_PASSAGE SHOWN_
-- BEGIN --
# A Simple, Nice Moment - Anyone else got one?



## Ghoul Friday (Oct 6, 2007)

There's been a number of negative stories and really crappy events happening to some of the forum members lately. I thought I would try and balance it with something nice.

All of my props and decorations are usually inside. I won't be bringing large props out to my enclosed porch until after my party on Saturday. 

I thought the porch should have SOMETHING for the party (to welcome people and entertain the smokers when they are out there), so I just placed two oversized skulls with my pumpkins (later, there will be a welcome sign). 

I sat down and a few minutes later, through the open window, I heard a boy say to his friend "Oh cool! Look at the skulls!". And the two of them talked about it as they went past, not being able to take their eyes of it.

And I thought "Really? THAT's impressive? I haven't even brought out the big stuff."

We sometimes forget what a huge deal our decorating can be for kids. There are only 2 houses on my street that have decorated so far: one is corn husks and pumpkins, the other is orange lights (and that's on the next block over). 

The pure excitement of the kid was fantastic to hear. 

I can't wait until Sunday when I bring the rest of the big items out to the porch.

If anyone else has a simple, nice moment to share, please do!


----------



## skeletonowl (Aug 8, 2006)

that's great to hear! My neighbors like to joke around about my yard which is nice. Get a lot of compliments at the door which are passed to me.

That's all the nice I have unfortunatly...don't feel like explaining and adding more sorrow this halloween


----------



## Death's Door (Mar 22, 2006)

Last night with hubby at his dart match, I had the evening to listen to my Halloween music and make chocolate pretzels and chocolate lollipops while sipping on a glass of wine. I also had all my candles lit, my SpookyTowne lit up and running, and all my ceramic pieces that either moved or lit up going. What a nice ambience just for me to enjoy.


----------



## joker (Sep 25, 2007)

All of my neighbors (adults and kids) keep telling us they can't wait till Halloween night. This is me and my son's first haunt so just doing the one night. 

Anyway spirits are high. Other than not enough time in the day everything is going well. No damage or vandalism.

A lot of our outdoor props haven't been put out yet either and so many have said how scary and/or spooky the facade and grave yard is. Lots of compliments. The garage maze has got a lot of attention, but you can only really see the exit when garage door is up and that's not even the real exit.

I'm glad we decided to do this this year and hope for many more to come.

PS- This forum is awesome and I really appreciate each of you being here supporting others.


----------



## Darkside (Aug 6, 2007)

I would bet even those of us who have had bad experinces can think of even more good ones.
I personally love over hearing my wife (who doesn't share my love of halloween) talk to others about how good I am at it and how it makes me seem like a kid at Christmas.


----------



## Ghoul Friday (Oct 6, 2007)

Da Weiner said:


> Last night with hubby at his dart match, I had the evening to listen to my Halloween music and make chocolate pretzels and chocolate lollipops while sipping on a glass of wine. I also had all my candles lit, my SpookyTowne lit up and running, and all my ceramic pieces that either moved or lit up going. What a nice ambience just for me to enjoy.
-- END --
_DATA SUPPLIED_
-- BEGIN --
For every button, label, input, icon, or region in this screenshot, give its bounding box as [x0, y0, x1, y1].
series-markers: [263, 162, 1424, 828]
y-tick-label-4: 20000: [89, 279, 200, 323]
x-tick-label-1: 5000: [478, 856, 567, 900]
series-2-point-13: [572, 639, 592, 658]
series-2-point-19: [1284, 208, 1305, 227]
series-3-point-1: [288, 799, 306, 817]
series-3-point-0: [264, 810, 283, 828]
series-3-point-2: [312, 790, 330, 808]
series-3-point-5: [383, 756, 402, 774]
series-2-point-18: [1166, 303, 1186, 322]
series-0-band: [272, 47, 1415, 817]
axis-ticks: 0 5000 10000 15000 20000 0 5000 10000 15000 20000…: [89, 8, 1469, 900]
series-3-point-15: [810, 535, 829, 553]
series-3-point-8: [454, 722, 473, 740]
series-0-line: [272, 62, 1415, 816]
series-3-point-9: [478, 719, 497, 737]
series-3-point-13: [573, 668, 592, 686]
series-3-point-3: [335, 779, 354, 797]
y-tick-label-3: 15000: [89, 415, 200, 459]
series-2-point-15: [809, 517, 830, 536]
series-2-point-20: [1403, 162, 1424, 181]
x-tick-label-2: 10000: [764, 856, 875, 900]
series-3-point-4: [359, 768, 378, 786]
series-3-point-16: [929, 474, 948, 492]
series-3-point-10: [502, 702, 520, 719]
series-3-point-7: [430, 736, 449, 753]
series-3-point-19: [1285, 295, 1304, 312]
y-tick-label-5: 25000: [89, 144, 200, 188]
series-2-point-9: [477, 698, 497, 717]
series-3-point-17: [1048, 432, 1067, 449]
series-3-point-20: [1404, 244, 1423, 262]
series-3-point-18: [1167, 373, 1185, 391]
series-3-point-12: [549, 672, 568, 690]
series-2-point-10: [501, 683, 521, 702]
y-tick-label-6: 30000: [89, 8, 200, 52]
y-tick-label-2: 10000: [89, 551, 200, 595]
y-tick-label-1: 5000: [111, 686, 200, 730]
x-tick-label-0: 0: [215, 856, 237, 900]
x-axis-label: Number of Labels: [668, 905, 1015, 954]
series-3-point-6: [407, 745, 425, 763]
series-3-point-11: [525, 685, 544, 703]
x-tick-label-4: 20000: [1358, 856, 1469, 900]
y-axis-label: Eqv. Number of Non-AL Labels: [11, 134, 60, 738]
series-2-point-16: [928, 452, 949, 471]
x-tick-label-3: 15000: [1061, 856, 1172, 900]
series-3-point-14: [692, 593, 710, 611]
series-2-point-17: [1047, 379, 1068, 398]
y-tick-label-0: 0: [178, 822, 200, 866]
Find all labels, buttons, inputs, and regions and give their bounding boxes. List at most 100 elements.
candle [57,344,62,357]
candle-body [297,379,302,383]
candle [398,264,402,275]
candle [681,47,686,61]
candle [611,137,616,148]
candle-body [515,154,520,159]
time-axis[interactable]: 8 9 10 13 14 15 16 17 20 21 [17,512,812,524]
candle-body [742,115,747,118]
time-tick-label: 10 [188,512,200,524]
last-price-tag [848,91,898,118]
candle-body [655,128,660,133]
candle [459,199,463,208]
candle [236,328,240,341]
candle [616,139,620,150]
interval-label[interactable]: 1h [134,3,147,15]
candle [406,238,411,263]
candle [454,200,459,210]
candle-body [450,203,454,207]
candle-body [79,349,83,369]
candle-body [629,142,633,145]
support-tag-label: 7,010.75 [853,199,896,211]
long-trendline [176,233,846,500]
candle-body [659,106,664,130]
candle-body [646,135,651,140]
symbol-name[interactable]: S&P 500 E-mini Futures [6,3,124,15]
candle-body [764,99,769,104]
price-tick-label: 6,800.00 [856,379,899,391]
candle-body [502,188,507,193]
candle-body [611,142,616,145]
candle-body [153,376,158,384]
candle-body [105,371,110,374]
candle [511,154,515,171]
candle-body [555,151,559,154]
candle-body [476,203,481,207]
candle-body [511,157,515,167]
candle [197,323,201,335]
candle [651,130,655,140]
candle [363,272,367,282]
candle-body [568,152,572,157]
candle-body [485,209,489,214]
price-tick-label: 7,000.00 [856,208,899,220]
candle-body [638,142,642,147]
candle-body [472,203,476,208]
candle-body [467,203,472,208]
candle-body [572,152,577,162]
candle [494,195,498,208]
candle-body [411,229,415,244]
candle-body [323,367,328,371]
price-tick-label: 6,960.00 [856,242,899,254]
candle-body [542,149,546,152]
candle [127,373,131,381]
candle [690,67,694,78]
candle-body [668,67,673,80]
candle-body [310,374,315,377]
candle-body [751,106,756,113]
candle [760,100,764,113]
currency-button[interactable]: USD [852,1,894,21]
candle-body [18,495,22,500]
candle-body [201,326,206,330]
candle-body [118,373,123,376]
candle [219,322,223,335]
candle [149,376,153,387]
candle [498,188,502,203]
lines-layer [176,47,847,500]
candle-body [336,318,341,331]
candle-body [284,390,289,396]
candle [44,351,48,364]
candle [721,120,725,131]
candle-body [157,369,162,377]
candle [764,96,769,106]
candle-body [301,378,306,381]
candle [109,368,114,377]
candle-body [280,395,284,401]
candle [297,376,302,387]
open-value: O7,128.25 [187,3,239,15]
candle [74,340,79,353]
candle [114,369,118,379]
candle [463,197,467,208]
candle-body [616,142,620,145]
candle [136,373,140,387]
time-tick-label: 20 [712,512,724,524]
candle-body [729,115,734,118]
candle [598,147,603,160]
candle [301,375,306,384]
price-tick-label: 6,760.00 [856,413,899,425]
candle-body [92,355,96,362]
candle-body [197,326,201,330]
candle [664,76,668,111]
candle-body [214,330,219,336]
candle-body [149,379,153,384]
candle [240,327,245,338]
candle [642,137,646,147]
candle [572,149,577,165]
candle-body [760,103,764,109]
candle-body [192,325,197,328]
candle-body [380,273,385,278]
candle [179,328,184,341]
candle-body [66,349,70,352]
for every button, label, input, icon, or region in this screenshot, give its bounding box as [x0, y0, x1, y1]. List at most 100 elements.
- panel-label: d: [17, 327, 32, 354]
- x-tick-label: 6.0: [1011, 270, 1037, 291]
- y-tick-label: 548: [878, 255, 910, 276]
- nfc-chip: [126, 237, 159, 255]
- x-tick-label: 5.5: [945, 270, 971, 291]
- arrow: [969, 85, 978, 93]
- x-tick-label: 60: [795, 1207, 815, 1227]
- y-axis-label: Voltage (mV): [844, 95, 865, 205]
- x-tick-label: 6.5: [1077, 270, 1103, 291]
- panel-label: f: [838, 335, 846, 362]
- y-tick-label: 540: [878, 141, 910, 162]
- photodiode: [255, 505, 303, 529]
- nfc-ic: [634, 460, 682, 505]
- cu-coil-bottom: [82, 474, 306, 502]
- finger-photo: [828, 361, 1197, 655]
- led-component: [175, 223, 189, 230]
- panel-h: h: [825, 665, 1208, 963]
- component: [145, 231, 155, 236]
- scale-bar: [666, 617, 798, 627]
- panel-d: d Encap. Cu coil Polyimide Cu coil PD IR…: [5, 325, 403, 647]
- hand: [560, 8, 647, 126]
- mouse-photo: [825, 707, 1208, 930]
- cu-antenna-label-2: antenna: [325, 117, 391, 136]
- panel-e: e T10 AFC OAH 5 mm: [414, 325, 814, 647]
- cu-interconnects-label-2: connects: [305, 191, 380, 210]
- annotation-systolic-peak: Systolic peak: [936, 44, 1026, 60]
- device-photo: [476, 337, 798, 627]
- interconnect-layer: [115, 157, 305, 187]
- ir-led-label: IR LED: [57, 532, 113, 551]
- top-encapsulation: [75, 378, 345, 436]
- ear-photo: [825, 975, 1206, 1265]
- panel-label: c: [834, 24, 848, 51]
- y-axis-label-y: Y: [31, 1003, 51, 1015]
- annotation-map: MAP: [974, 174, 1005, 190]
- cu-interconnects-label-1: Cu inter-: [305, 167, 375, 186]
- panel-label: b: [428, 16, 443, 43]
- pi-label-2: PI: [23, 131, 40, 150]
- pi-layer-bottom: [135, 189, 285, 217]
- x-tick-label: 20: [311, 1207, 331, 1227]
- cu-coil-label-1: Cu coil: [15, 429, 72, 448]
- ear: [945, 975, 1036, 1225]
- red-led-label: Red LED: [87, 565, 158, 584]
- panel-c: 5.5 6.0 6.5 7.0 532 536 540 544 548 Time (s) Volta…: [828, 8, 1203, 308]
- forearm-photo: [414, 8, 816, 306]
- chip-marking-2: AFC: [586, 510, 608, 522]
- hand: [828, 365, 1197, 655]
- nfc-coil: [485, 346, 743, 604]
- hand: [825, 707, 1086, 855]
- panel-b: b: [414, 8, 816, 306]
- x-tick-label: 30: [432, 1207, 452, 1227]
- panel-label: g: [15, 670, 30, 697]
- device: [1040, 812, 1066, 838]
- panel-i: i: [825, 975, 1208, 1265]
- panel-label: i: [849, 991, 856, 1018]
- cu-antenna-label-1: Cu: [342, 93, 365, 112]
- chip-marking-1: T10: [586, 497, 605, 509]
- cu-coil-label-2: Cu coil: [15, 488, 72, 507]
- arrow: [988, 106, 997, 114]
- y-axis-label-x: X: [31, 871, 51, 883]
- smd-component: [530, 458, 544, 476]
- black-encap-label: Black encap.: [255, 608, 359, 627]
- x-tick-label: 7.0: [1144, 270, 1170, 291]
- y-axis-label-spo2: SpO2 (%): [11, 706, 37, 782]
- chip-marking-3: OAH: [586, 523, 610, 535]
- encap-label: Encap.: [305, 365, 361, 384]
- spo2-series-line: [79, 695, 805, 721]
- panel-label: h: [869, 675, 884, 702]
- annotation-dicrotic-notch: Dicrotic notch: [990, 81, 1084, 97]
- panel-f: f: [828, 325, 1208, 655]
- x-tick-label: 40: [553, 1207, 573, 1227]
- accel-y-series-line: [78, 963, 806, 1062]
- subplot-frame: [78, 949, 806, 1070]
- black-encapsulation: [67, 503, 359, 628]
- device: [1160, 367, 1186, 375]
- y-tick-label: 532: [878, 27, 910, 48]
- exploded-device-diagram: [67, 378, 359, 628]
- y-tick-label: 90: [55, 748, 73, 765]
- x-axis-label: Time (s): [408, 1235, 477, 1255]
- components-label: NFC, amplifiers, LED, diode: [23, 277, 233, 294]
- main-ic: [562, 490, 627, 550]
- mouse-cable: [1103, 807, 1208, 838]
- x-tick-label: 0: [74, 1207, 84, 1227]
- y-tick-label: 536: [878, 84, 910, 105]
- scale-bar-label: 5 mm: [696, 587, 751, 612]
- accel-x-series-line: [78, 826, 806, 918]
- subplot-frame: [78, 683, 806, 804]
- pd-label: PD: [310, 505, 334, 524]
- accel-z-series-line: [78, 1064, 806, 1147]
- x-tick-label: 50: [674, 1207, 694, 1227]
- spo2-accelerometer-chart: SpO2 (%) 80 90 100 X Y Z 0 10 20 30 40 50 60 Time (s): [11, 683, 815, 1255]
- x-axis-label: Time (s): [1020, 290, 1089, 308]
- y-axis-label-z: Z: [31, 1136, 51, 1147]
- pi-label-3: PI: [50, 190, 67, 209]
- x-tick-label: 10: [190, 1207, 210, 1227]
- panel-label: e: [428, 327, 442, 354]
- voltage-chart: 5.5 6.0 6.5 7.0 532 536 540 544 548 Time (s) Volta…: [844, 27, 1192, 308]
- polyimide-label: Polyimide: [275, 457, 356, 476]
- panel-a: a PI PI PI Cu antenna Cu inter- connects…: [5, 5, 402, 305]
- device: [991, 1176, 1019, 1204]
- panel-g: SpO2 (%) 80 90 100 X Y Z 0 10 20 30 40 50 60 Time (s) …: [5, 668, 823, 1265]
-- END --
_SET PROBLEM 1_
Write out the Halloween moments thread word for word, from "All of my neighbors" up to and including "damage or vandalism.".
_SET PROBLEM 2_
Pick up the forum thread about simple, nice Halloween moments where it stops, and continue it.
The material is separate from the forum thread about simple, nice Halloween moments.

_FINAL RESULT 1_
All of my neighbors (adults and kids) keep telling us they can't wait till Halloween night. This is me and my son's first haunt so just doing the one night. 

Anyway spirits are high. Other than not enough time in the day everything is going well. No damage or vandalism.

_FINAL RESULT 2_
That's a nice feeling, isn't it? I did the same type of thing the other night with the fireplace lit in the decorated living room, spooky music on the stereo, making last minute notes on my Halloween "to do" list.

Thanks for sharing your stories, folks. It's really nice to read about them.

Hope to read more!


----------



## CraigInPA (Sep 28, 2007)

I was pulling into my driveway on the weekend and noticed an older woman and her granddaughter (about 8 years old) standing on the sidewalk looking at the graveyard. As I was walking into the house, the granddaughter yelled "NEAT!". I went over and asked if they had seen it at night? They said they were driving past the previous night, and saw it had moving lights, and decided to walk the five blocks to see it this morning. I asked if they heard the music as they drove past? They hadn't. I told them to come back just after dark, because the music and lights are synchronized, and the skulls sing. They came back that night, with several of the granddaughter's friends and watched the show for over half an hour. Since I ordinarily get ZERO TOT'ers, it's nice to see that people actually appreciate the effort that goes into the decorations.


----------



## YardHaunt ATOM (Oct 13, 2007)

Darkside said:


> I would bet even those of us who have had bad experinces can think of even more good ones.


I will agree!!! Across the street from use we have a school bus stop and all the kids every morning are talking about my house and the next door neighbors since he started building his pirate ship out front! Hearing all the buzz makes it all worth it!
Last night as I helped my neighbor we had cars slowly driving by with smilies and even a few complaments and asking when our stuff would be done, around here we finish set-up the day of......
A few pics of progress:googly: .......


----------



## Beth (Sep 27, 2005)

I have kids that often come into my work and ask me, "Are you doing your haunted Barn again this year"? I ask them if they were there in previous years and they always say yes. It DOES make all of the madness worthwhile........I GUESS!!!


----------



## Spider Rider (Nov 8, 2006)

Nice idea Ghoul! 

I start each year by putting out the giant spider on the front lawn. My next door neighbor who also decorates for Halloween confided the spider always makes her smile knowing that Halloween is on the way.

I have another neighbor who drives by every other night with his 2 daughters in car seats. I asked why so often and he said his young daughters have him tour the neighborhood to see what is new to them in Halloween decorations.

My tall monster that blows smoke fascinated one boy last year so I let him control the fog machine 'till his dad made him move on. An hour later he returned, this time with his mom so he could show her that he could control the monsters smoke.

It only takes one or two of these experiences to get me going for next year.


----------



## Uruk-Hai (Nov 4, 2006)

Ever since the neighbourhood kids got a peak in the garage (were I've got all my stuff prior to set-up) they've been coming by every night asking WHEN am I going to put everything out? They want to help with set-up which is great. They've also said they're only going to go TOTing for an hour and then want to come over and lie on the ground like dead people and scare everyone who comes by. Looks like in a few years I'll have a bumper crop of scare actors! LOL!


----------



## dave the dead (Jan 31, 2007)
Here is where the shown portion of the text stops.